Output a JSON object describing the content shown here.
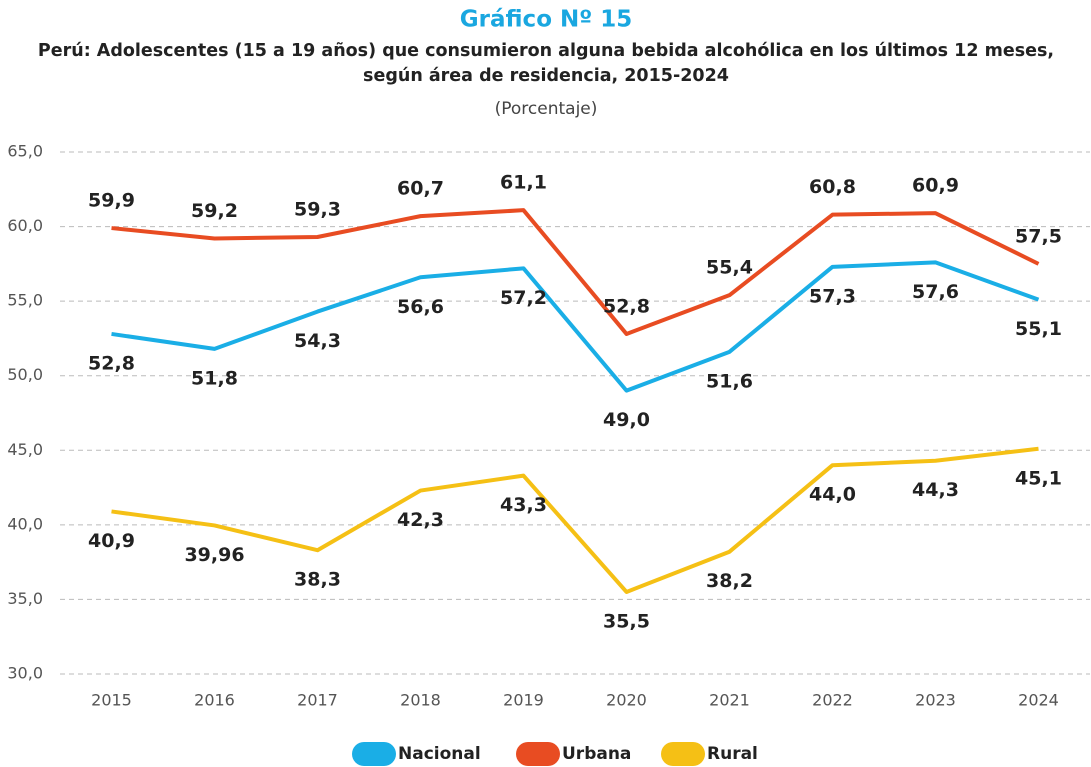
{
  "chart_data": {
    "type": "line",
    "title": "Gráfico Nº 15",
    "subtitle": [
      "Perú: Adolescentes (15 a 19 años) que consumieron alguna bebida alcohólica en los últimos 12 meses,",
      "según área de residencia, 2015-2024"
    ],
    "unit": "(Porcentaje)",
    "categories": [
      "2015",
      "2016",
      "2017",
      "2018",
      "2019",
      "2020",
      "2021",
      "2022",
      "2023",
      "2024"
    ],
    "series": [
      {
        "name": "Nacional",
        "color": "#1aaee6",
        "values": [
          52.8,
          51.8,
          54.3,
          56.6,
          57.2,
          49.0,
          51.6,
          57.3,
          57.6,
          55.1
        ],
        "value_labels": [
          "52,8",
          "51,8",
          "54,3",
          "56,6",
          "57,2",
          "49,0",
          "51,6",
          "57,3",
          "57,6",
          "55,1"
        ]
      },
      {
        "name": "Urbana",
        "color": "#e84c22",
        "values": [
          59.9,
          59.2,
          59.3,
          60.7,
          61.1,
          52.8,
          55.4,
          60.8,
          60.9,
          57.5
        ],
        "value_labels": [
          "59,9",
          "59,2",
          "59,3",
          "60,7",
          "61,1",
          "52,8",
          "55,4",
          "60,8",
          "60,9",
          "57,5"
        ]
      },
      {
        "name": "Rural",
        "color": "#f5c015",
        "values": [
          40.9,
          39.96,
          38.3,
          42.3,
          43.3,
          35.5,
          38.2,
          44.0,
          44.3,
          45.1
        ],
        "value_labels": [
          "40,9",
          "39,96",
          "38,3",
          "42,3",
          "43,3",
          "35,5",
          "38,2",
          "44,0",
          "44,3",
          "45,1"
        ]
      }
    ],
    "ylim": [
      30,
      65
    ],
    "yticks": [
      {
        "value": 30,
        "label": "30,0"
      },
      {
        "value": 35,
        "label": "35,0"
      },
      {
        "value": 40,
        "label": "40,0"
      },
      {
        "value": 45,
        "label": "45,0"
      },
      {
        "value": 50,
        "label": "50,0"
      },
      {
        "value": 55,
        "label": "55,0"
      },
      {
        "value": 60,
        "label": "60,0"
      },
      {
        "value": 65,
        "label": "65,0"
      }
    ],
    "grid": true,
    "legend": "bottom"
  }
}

Request: Each record must be quoted in full and exactly. Do not include the pictures.

Exercise answer:
Output a JSON object describing the content shown here.
{
  "chart_data": {
    "type": "line",
    "title": "Gráfico Nº 15",
    "subtitle": [
      "Perú: Adolescentes (15 a 19 años) que consumieron alguna bebida alcohólica en los últimos 12 meses,",
      "según área de residencia, 2015-2024"
    ],
    "unit": "(Porcentaje)",
    "categories": [
      "2015",
      "2016",
      "2017",
      "2018",
      "2019",
      "2020",
      "2021",
      "2022",
      "2023",
      "2024"
    ],
    "series": [
      {
        "name": "Nacional",
        "color": "#1aaee6",
        "values": [
          52.8,
          51.8,
          54.3,
          56.6,
          57.2,
          49.0,
          51.6,
          57.3,
          57.6,
          55.1
        ],
        "value_labels": [
          "52,8",
          "51,8",
          "54,3",
          "56,6",
          "57,2",
          "49,0",
          "51,6",
          "57,3",
          "57,6",
          "55,1"
        ]
      },
      {
        "name": "Urbana",
        "color": "#e84c22",
        "values": [
          59.9,
          59.2,
          59.3,
          60.7,
          61.1,
          52.8,
          55.4,
          60.8,
          60.9,
          57.5
        ],
        "value_labels": [
          "59,9",
          "59,2",
          "59,3",
          "60,7",
          "61,1",
          "52,8",
          "55,4",
          "60,8",
          "60,9",
          "57,5"
        ]
      },
      {
        "name": "Rural",
        "color": "#f5c015",
        "values": [
          40.9,
          39.96,
          38.3,
          42.3,
          43.3,
          35.5,
          38.2,
          44.0,
          44.3,
          45.1
        ],
        "value_labels": [
          "40,9",
          "39,96",
          "38,3",
          "42,3",
          "43,3",
          "35,5",
          "38,2",
          "44,0",
          "44,3",
          "45,1"
        ]
      }
    ],
    "ylim": [
      30,
      65
    ],
    "yticks": [
      {
        "value": 30,
        "label": "30,0"
      },
      {
        "value": 35,
        "label": "35,0"
      },
      {
        "value": 40,
        "label": "40,0"
      },
      {
        "value": 45,
        "label": "45,0"
      },
      {
        "value": 50,
        "label": "50,0"
      },
      {
        "value": 55,
        "label": "55,0"
      },
      {
        "value": 60,
        "label": "60,0"
      },
      {
        "value": 65,
        "label": "65,0"
      }
    ],
    "grid": true,
    "legend": "bottom"
  }
}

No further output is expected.